Exercise brief: What follows is a set of records, each of which is to be written out exactly.

[[ Supplied records, beginning ]]

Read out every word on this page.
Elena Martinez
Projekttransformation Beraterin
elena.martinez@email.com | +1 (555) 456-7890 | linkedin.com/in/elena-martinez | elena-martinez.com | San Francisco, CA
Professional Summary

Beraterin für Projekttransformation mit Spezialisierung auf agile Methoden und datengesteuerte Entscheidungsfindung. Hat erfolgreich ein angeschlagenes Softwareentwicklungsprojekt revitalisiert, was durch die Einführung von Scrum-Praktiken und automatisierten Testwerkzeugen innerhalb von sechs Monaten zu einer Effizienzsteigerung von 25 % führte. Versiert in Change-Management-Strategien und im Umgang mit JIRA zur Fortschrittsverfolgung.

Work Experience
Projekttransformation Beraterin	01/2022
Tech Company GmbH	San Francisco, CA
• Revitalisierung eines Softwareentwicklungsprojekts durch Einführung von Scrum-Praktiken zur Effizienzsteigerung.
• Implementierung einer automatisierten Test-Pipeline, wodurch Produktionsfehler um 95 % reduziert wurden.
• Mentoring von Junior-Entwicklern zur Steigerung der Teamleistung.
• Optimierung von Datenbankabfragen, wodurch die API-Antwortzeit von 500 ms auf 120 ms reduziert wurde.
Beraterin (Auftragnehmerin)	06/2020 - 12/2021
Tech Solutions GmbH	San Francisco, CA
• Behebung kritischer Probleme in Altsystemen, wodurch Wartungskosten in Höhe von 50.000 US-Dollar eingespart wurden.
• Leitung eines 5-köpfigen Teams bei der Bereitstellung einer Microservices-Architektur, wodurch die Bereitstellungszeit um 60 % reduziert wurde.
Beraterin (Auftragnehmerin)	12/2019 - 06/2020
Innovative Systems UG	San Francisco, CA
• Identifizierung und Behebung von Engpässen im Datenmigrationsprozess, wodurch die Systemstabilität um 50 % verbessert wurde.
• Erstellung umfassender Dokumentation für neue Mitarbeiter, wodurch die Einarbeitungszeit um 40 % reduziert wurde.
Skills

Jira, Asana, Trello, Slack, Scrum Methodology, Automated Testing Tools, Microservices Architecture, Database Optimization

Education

[[ Supplied records, end ]]

Output for this task:
Read out every word on this page.
Elena Martinez
Projekttransformation Beraterin
elena.martinez@email.com | +1 (555) 456-7890 | linkedin.com/in/elena-martinez | elena-martinez.com | San Francisco, CA
Professional Summary

Beraterin für Projekttransformation mit Spezialisierung auf agile Methoden und datengesteuerte Entscheidungsfindung. Hat erfolgreich ein angeschlagenes Softwareentwicklungsprojekt revitalisiert, was durch die Einführung von Scrum-Praktiken und automatisierten Testwerkzeugen innerhalb von sechs Monaten zu einer Effizienzsteigerung von 25 % führte. Versiert in Change-Management-Strategien und im Umgang mit JIRA zur Fortschrittsverfolgung.

Work Experience
Projekttransformation Beraterin	01/2022
Tech Company GmbH	San Francisco, CA
• Revitalisierung eines Softwareentwicklungsprojekts durch Einführung von Scrum-Praktiken zur Effizienzsteigerung.
• Implementierung einer automatisierten Test-Pipeline, wodurch Produktionsfehler um 95 % reduziert wurden.
• Mentoring von Junior-Entwicklern zur Steigerung der Teamleistung.
• Optimierung von Datenbankabfragen, wodurch die API-Antwortzeit von 500 ms auf 120 ms reduziert wurde.
Beraterin (Auftragnehmerin)	06/2020 - 12/2021
Tech Solutions GmbH	San Francisco, CA
• Behebung kritischer Probleme in Altsystemen, wodurch Wartungskosten in Höhe von 50.000 US-Dollar eingespart wurden.
• Leitung eines 5-köpfigen Teams bei der Bereitstellung einer Microservices-Architektur, wodurch die Bereitstellungszeit um 60 % reduziert wurde.
Beraterin (Auftragnehmerin)	12/2019 - 06/2020
Innovative Systems UG	San Francisco, CA
• Identifizierung und Behebung von Engpässen im Datenmigrationsprozess, wodurch die Systemstabilität um 50 % verbessert wurde.
• Erstellung umfassender Dokumentation für neue Mitarbeiter, wodurch die Einarbeitungszeit um 40 % reduziert wurde.
Skills

Jira, Asana, Trello, Slack, Scrum Methodology, Automated Testing Tools, Microservices Architecture, Database Optimization

Education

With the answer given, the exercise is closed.